▶ **What needs to be done**
Repeat the data below exactly, dropping any pictures it holds.

▶ **Entries shown**

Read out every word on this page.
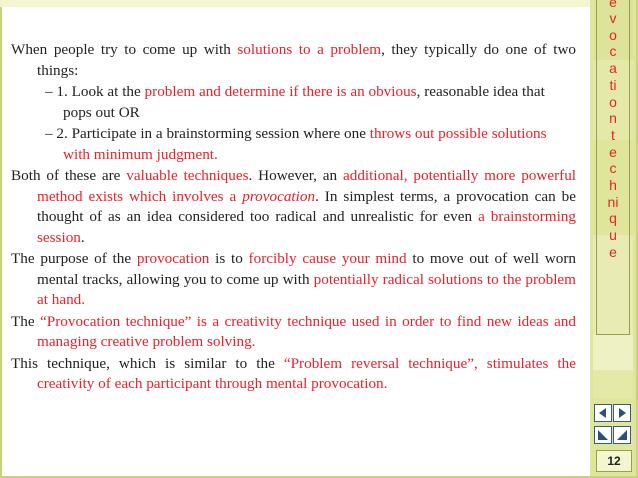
When people try to come up with solutions to a problem, they typically do one of two things:

– 1. Look at the problem and determine if there is an obvious, reasonable idea that pops out OR

– 2. Participate in a brainstorming session where one throws out possible solutions with minimum judgment.

Both of these are valuable techniques. However, an additional, potentially more powerful method exists which involves a provocation. In simplest terms, a provocation can be thought of as an idea considered too radical and unrealistic for even a brainstorming session.

The purpose of the provocation is to forcibly cause your mind to move out of well worn mental tracks, allowing you to come up with potentially radical solutions to the problem at hand.

The “Provocation technique” is a creativity technique used in order to find new ideas and managing creative problem solving.

This technique, which is similar to the “Problem reversal technique”, stimulates the creativity of each participant through mental provocation.

e
v
o
c
a
ti
o
n
t
e
c
h
ni
q
u
e
12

▶ **Solution for this task**
Read out every word on this page.
When people try to come up with solutions to a problem, they typically do one of two things:

– 1. Look at the problem and determine if there is an obvious, reasonable idea that pops out OR

– 2. Participate in a brainstorming session where one throws out possible solutions with minimum judgment.

Both of these are valuable techniques. However, an additional, potentially more powerful method exists which involves a provocation. In simplest terms, a provocation can be thought of as an idea considered too radical and unrealistic for even a brainstorming session.

The purpose of the provocation is to forcibly cause your mind to move out of well worn mental tracks, allowing you to come up with potentially radical solutions to the problem at hand.

The “Provocation technique” is a creativity technique used in order to find new ideas and managing creative problem solving.

This technique, which is similar to the “Problem reversal technique”, stimulates the creativity of each participant through mental provocation.

e
v
o
c
a
ti
o
n
t
e
c
h
ni
q
u
e
12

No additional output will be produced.